-------- Exercise materials

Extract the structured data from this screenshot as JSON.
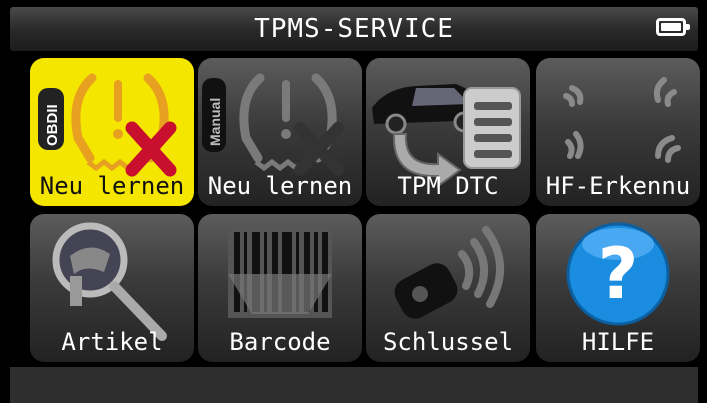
{
  "header": {
    "title": "TPMS-SERVICE",
    "battery_icon": "battery-full-icon"
  },
  "tiles": [
    {
      "label": "Neu lernen",
      "icon": "obdii-tpms-relearn-icon",
      "badge": "OBDII",
      "selected": true
    },
    {
      "label": "Neu lernen",
      "icon": "manual-tpms-relearn-icon",
      "badge": "Manual",
      "selected": false
    },
    {
      "label": "TPM DTC",
      "icon": "car-dtc-list-icon",
      "selected": false
    },
    {
      "label": "HF-Erkennu",
      "icon": "rf-signal-icon",
      "selected": false
    },
    {
      "label": "Artikel",
      "icon": "magnifier-sensor-icon",
      "selected": false
    },
    {
      "label": "Barcode",
      "icon": "barcode-icon",
      "selected": false
    },
    {
      "label": "Schlussel",
      "icon": "key-fob-icon",
      "selected": false
    },
    {
      "label": "HILFE",
      "icon": "help-question-icon",
      "selected": false
    }
  ],
  "colors": {
    "selected_tile": "#f5e600",
    "tile_dark": "#3b3b3b",
    "help_blue": "#1a8de0",
    "error_red": "#c8102e",
    "tpms_orange": "#e8a020"
  }
}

----------------

• _Goal_:
Look through the entries above and list every line containing "label".

• _Answer to this task_:
      "label": "Neu lernen",
      "label": "Neu lernen",
      "label": "TPM DTC",
      "label": "HF-Erkennu",
      "label": "Artikel",
      "label": "Barcode",
      "label": "Schlussel",
      "label": "HILFE",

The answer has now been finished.